• **The problem**
Output each entry that follows exactly. Images stay out.

** Start Record list **

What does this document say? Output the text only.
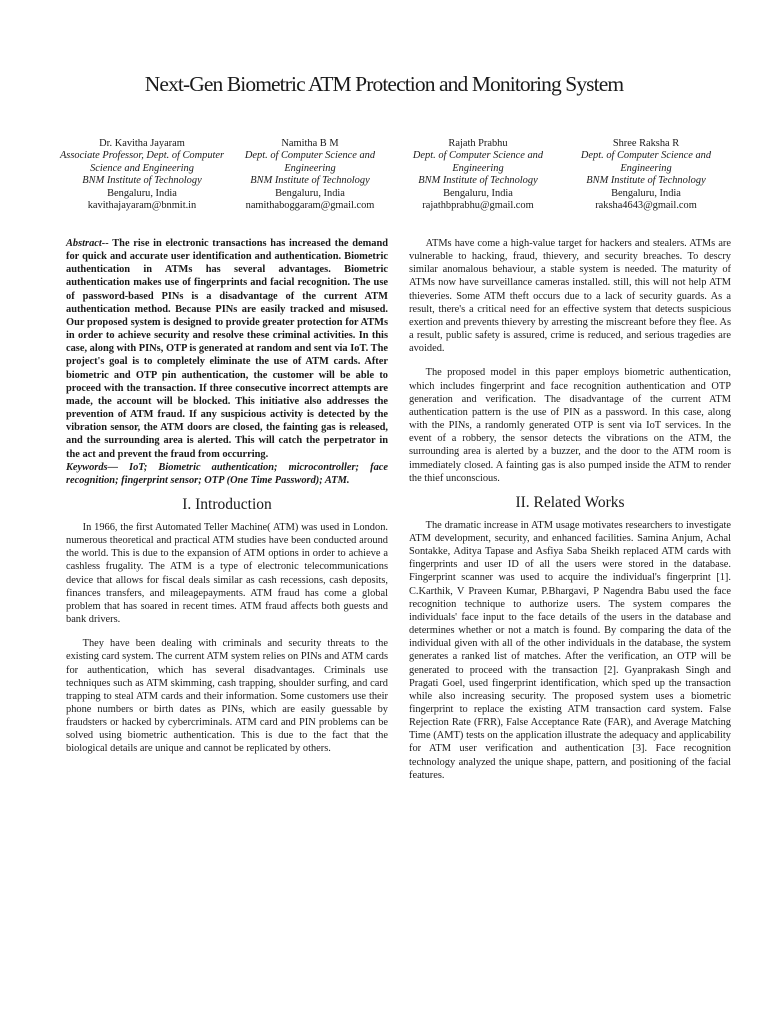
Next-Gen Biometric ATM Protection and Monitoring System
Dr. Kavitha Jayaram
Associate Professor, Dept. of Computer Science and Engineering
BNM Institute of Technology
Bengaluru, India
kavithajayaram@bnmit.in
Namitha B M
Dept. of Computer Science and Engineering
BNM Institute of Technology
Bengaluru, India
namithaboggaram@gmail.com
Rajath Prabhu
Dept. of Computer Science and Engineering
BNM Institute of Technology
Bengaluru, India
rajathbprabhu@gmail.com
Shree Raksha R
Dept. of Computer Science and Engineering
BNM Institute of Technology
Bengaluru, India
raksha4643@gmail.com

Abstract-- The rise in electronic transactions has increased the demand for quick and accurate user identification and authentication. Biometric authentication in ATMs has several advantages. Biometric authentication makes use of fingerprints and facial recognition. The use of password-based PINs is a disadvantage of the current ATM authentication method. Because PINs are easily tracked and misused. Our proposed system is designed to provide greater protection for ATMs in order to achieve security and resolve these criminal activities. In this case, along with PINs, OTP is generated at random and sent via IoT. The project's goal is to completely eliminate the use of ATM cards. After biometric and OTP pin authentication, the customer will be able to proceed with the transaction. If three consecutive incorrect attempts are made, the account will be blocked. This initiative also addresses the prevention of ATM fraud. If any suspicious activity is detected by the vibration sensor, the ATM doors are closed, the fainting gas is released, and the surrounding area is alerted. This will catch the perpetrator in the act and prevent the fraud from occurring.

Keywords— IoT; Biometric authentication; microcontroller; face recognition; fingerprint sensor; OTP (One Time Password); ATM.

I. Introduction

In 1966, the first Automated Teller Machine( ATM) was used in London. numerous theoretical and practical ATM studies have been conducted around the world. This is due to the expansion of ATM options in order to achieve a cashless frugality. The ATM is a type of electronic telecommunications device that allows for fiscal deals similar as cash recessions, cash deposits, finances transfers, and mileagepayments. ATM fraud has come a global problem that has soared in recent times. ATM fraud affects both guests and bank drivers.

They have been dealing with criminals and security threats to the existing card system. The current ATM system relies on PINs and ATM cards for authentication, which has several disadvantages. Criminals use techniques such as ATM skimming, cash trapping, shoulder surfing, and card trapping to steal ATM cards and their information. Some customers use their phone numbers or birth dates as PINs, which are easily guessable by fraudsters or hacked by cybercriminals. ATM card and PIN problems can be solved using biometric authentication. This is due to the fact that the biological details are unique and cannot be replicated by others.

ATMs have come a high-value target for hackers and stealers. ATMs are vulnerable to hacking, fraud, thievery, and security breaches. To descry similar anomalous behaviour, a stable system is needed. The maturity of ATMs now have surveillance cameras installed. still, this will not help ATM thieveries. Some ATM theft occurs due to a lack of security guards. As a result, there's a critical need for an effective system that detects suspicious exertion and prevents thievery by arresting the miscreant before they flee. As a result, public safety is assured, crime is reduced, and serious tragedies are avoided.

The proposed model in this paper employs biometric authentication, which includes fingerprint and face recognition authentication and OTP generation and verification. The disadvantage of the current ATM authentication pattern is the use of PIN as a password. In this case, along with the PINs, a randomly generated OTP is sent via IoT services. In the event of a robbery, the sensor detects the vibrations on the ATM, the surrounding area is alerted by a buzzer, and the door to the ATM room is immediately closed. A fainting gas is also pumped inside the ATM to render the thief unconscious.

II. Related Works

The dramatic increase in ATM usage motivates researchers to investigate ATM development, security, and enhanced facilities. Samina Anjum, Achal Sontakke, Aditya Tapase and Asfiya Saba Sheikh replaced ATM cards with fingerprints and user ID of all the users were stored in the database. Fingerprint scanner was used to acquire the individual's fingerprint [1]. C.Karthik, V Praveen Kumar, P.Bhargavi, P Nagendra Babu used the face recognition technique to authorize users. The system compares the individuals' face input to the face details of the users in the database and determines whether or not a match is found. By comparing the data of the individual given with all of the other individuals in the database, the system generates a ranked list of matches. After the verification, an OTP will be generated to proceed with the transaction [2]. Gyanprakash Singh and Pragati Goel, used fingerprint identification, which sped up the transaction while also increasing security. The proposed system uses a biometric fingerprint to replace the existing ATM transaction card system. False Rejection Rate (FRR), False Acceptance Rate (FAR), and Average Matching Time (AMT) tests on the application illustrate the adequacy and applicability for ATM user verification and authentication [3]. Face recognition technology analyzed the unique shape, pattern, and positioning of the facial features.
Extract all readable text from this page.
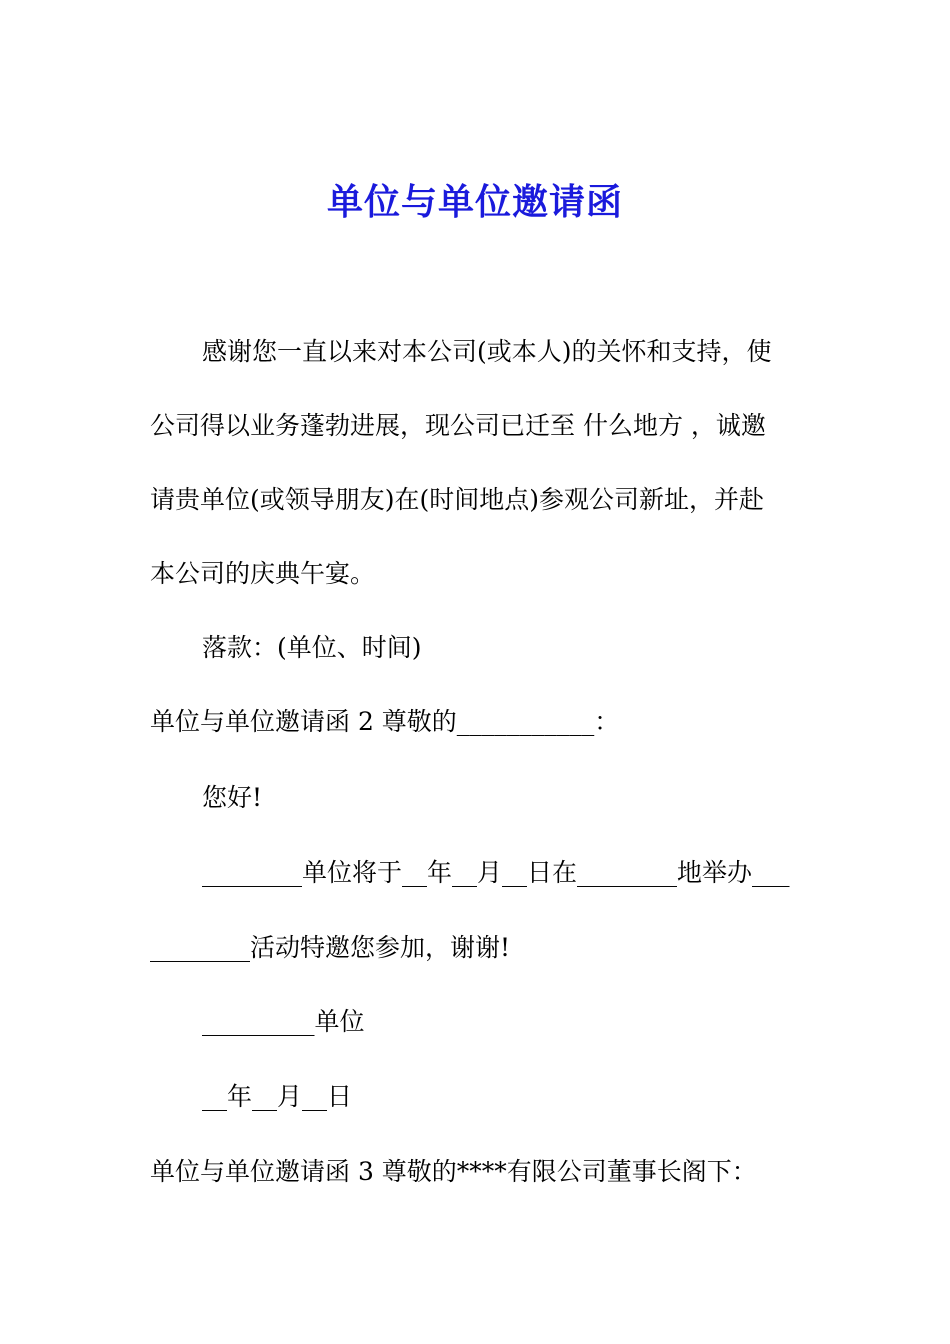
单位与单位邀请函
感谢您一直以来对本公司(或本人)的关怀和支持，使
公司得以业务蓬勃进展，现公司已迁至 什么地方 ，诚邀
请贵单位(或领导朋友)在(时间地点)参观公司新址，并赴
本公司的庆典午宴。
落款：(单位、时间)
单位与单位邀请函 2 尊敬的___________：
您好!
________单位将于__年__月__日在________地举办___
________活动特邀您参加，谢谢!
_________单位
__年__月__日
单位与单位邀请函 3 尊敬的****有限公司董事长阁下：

** End Record list **

• **Solution for this problem**
What does this document say? Output the text only.
Next-Gen Biometric ATM Protection and Monitoring System
Dr. Kavitha Jayaram
Associate Professor, Dept. of Computer Science and Engineering
BNM Institute of Technology
Bengaluru, India
kavithajayaram@bnmit.in
Namitha B M
Dept. of Computer Science and Engineering
BNM Institute of Technology
Bengaluru, India
namithaboggaram@gmail.com
Rajath Prabhu
Dept. of Computer Science and Engineering
BNM Institute of Technology
Bengaluru, India
rajathbprabhu@gmail.com
Shree Raksha R
Dept. of Computer Science and Engineering
BNM Institute of Technology
Bengaluru, India
raksha4643@gmail.com

Abstract-- The rise in electronic transactions has increased the demand for quick and accurate user identification and authentication. Biometric authentication in ATMs has several advantages. Biometric authentication makes use of fingerprints and facial recognition. The use of password-based PINs is a disadvantage of the current ATM authentication method. Because PINs are easily tracked and misused. Our proposed system is designed to provide greater protection for ATMs in order to achieve security and resolve these criminal activities. In this case, along with PINs, OTP is generated at random and sent via IoT. The project's goal is to completely eliminate the use of ATM cards. After biometric and OTP pin authentication, the customer will be able to proceed with the transaction. If three consecutive incorrect attempts are made, the account will be blocked. This initiative also addresses the prevention of ATM fraud. If any suspicious activity is detected by the vibration sensor, the ATM doors are closed, the fainting gas is released, and the surrounding area is alerted. This will catch the perpetrator in the act and prevent the fraud from occurring.

Keywords— IoT; Biometric authentication; microcontroller; face recognition; fingerprint sensor; OTP (One Time Password); ATM.

I. Introduction

In 1966, the first Automated Teller Machine( ATM) was used in London. numerous theoretical and practical ATM studies have been conducted around the world. This is due to the expansion of ATM options in order to achieve a cashless frugality. The ATM is a type of electronic telecommunications device that allows for fiscal deals similar as cash recessions, cash deposits, finances transfers, and mileagepayments. ATM fraud has come a global problem that has soared in recent times. ATM fraud affects both guests and bank drivers.

They have been dealing with criminals and security threats to the existing card system. The current ATM system relies on PINs and ATM cards for authentication, which has several disadvantages. Criminals use techniques such as ATM skimming, cash trapping, shoulder surfing, and card trapping to steal ATM cards and their information. Some customers use their phone numbers or birth dates as PINs, which are easily guessable by fraudsters or hacked by cybercriminals. ATM card and PIN problems can be solved using biometric authentication. This is due to the fact that the biological details are unique and cannot be replicated by others.

ATMs have come a high-value target for hackers and stealers. ATMs are vulnerable to hacking, fraud, thievery, and security breaches. To descry similar anomalous behaviour, a stable system is needed. The maturity of ATMs now have surveillance cameras installed. still, this will not help ATM thieveries. Some ATM theft occurs due to a lack of security guards. As a result, there's a critical need for an effective system that detects suspicious exertion and prevents thievery by arresting the miscreant before they flee. As a result, public safety is assured, crime is reduced, and serious tragedies are avoided.

The proposed model in this paper employs biometric authentication, which includes fingerprint and face recognition authentication and OTP generation and verification. The disadvantage of the current ATM authentication pattern is the use of PIN as a password. In this case, along with the PINs, a randomly generated OTP is sent via IoT services. In the event of a robbery, the sensor detects the vibrations on the ATM, the surrounding area is alerted by a buzzer, and the door to the ATM room is immediately closed. A fainting gas is also pumped inside the ATM to render the thief unconscious.

II. Related Works

The dramatic increase in ATM usage motivates researchers to investigate ATM development, security, and enhanced facilities. Samina Anjum, Achal Sontakke, Aditya Tapase and Asfiya Saba Sheikh replaced ATM cards with fingerprints and user ID of all the users were stored in the database. Fingerprint scanner was used to acquire the individual's fingerprint [1]. C.Karthik, V Praveen Kumar, P.Bhargavi, P Nagendra Babu used the face recognition technique to authorize users. The system compares the individuals' face input to the face details of the users in the database and determines whether or not a match is found. By comparing the data of the individual given with all of the other individuals in the database, the system generates a ranked list of matches. After the verification, an OTP will be generated to proceed with the transaction [2]. Gyanprakash Singh and Pragati Goel, used fingerprint identification, which sped up the transaction while also increasing security. The proposed system uses a biometric fingerprint to replace the existing ATM transaction card system. False Rejection Rate (FRR), False Acceptance Rate (FAR), and Average Matching Time (AMT) tests on the application illustrate the adequacy and applicability for ATM user verification and authentication [3]. Face recognition technology analyzed the unique shape, pattern, and positioning of the facial features.
Extract all readable text from this page.
单位与单位邀请函
感谢您一直以来对本公司(或本人)的关怀和支持，使
公司得以业务蓬勃进展，现公司已迁至 什么地方 ，诚邀
请贵单位(或领导朋友)在(时间地点)参观公司新址，并赴
本公司的庆典午宴。
落款：(单位、时间)
单位与单位邀请函 2 尊敬的___________：
您好!
________单位将于__年__月__日在________地举办___
________活动特邀您参加，谢谢!
_________单位
__年__月__日
单位与单位邀请函 3 尊敬的****有限公司董事长阁下：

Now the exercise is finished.